Goal:
Wherever the word "Warning" appears in a line, copy that line.

##### Data to use

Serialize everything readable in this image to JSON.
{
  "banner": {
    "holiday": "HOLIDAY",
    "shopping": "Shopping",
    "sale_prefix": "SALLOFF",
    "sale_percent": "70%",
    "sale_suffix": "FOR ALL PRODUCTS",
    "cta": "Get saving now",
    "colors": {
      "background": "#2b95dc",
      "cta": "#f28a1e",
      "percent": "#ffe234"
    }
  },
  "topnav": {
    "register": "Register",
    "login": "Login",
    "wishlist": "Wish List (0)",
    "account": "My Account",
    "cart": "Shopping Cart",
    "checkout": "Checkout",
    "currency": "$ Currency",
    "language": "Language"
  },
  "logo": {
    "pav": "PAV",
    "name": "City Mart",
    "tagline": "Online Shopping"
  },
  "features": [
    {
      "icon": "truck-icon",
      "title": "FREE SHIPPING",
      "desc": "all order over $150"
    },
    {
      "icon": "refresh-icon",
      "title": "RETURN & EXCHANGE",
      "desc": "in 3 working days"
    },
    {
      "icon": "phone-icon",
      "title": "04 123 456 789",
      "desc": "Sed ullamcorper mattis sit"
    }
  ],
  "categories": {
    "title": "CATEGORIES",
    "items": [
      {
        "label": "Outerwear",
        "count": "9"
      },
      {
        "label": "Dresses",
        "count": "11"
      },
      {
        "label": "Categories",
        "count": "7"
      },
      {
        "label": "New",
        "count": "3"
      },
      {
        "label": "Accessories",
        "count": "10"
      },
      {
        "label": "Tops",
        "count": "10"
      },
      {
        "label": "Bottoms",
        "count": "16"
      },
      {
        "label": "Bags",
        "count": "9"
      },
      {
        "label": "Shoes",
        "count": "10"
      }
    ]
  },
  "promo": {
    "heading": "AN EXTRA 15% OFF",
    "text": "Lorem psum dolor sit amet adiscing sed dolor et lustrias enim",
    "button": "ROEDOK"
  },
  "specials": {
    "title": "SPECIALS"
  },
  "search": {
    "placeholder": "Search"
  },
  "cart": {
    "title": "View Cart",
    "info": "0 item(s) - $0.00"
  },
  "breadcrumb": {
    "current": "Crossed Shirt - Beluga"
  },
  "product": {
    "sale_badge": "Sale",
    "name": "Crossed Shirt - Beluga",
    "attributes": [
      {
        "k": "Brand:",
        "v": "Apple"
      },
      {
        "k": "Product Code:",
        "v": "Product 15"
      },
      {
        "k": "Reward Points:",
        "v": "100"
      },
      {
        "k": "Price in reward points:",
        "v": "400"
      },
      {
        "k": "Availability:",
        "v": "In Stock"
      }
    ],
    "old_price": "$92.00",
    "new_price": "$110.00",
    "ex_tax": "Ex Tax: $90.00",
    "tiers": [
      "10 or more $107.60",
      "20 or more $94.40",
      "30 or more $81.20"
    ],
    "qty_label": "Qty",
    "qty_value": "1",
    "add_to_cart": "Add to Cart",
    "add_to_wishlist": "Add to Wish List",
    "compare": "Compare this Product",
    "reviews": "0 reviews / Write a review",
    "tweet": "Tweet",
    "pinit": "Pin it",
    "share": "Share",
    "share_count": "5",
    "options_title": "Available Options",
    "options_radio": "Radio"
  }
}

##########
##### Data to use

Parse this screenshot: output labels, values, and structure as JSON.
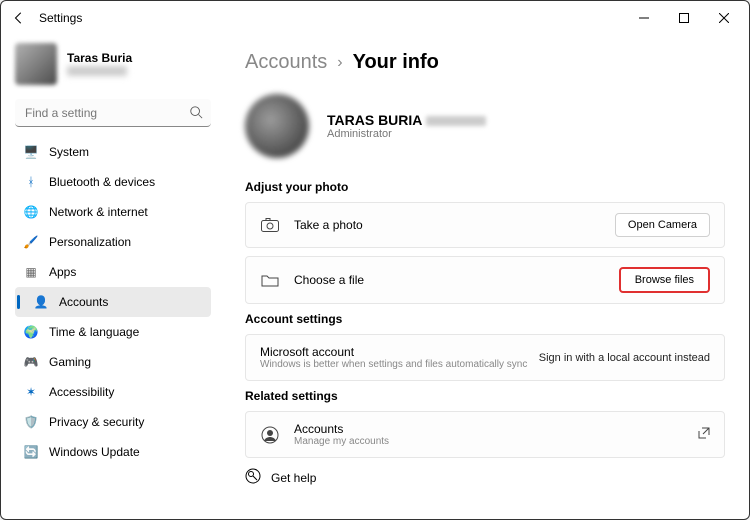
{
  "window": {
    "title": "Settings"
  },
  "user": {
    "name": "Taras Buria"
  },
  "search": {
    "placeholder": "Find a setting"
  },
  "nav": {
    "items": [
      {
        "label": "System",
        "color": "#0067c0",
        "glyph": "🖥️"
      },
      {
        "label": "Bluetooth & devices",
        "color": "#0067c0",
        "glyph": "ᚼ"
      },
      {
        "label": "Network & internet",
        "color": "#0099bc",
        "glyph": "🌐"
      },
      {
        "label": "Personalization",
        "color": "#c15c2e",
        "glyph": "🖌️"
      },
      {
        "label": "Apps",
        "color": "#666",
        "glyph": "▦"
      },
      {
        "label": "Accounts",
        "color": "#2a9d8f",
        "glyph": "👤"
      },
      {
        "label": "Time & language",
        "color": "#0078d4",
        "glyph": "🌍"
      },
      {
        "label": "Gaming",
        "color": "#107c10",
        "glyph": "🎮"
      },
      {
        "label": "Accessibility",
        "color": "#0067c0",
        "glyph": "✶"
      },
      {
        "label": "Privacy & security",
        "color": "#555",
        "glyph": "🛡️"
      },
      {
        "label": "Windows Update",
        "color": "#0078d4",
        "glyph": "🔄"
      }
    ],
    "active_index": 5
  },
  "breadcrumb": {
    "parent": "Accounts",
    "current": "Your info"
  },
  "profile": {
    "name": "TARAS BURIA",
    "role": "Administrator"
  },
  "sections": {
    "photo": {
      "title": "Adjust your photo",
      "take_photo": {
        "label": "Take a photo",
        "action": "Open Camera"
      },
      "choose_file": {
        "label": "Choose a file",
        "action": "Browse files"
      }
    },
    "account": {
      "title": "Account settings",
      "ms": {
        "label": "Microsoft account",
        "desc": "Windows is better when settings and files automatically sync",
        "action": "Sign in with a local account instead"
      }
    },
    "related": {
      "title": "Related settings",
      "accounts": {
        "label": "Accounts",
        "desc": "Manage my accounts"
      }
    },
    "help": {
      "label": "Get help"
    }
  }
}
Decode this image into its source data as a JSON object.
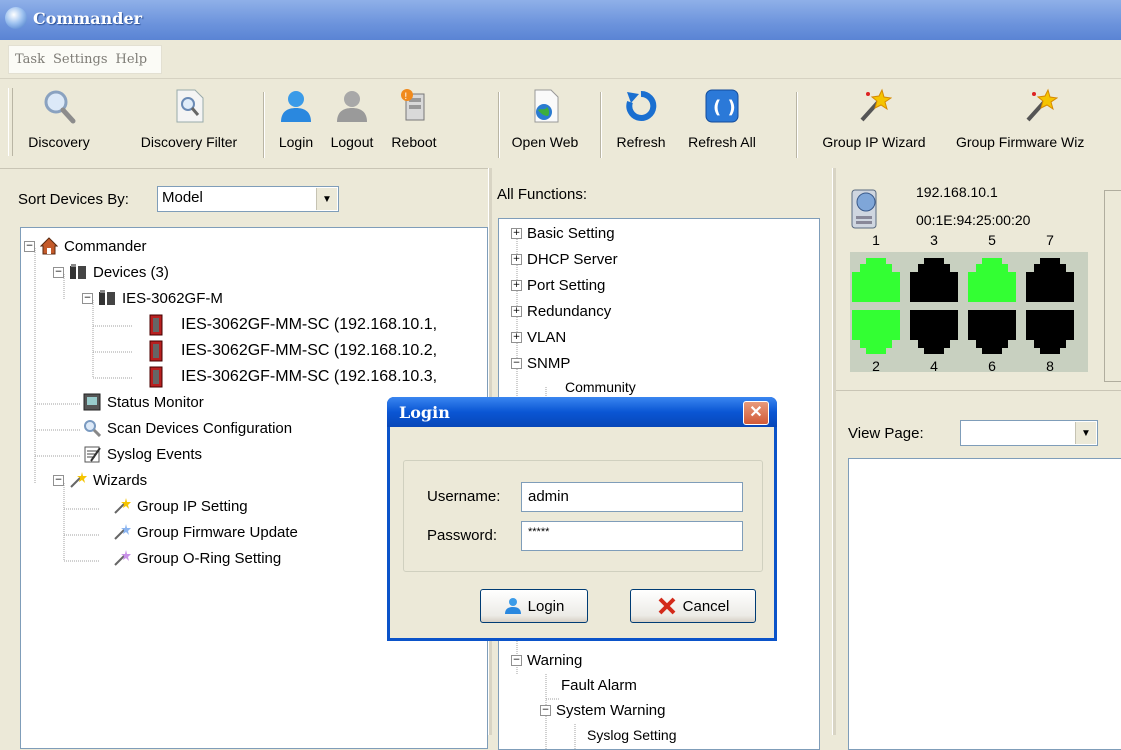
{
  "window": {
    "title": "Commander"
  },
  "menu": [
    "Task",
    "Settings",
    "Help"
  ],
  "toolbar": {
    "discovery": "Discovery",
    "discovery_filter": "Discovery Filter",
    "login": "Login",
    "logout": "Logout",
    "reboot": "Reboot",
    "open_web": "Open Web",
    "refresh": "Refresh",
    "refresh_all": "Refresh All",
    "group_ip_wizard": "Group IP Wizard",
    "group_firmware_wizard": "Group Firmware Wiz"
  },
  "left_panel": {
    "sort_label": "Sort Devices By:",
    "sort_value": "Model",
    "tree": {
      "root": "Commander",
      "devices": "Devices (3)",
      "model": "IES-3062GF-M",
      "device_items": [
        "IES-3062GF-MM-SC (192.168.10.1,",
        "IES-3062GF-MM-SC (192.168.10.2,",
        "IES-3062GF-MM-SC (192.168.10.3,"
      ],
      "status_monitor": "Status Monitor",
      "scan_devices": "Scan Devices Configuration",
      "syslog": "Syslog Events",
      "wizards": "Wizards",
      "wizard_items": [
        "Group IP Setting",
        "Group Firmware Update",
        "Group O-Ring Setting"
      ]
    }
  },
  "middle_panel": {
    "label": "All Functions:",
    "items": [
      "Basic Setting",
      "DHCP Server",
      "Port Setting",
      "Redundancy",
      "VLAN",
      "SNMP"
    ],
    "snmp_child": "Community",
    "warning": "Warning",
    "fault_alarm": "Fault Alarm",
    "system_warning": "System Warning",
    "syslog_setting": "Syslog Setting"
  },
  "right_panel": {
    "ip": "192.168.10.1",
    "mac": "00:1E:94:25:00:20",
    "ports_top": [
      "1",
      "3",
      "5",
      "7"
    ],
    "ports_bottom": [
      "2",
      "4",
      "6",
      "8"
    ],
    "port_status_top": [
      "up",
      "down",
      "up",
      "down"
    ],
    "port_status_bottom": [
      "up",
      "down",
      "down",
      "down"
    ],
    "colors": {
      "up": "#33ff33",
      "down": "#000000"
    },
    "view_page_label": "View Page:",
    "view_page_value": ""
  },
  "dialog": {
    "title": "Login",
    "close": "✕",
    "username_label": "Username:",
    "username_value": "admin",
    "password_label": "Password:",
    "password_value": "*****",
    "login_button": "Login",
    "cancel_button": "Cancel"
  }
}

##########

Correct answer:
    "warning": "Warning",
    "system_warning": "System Warning",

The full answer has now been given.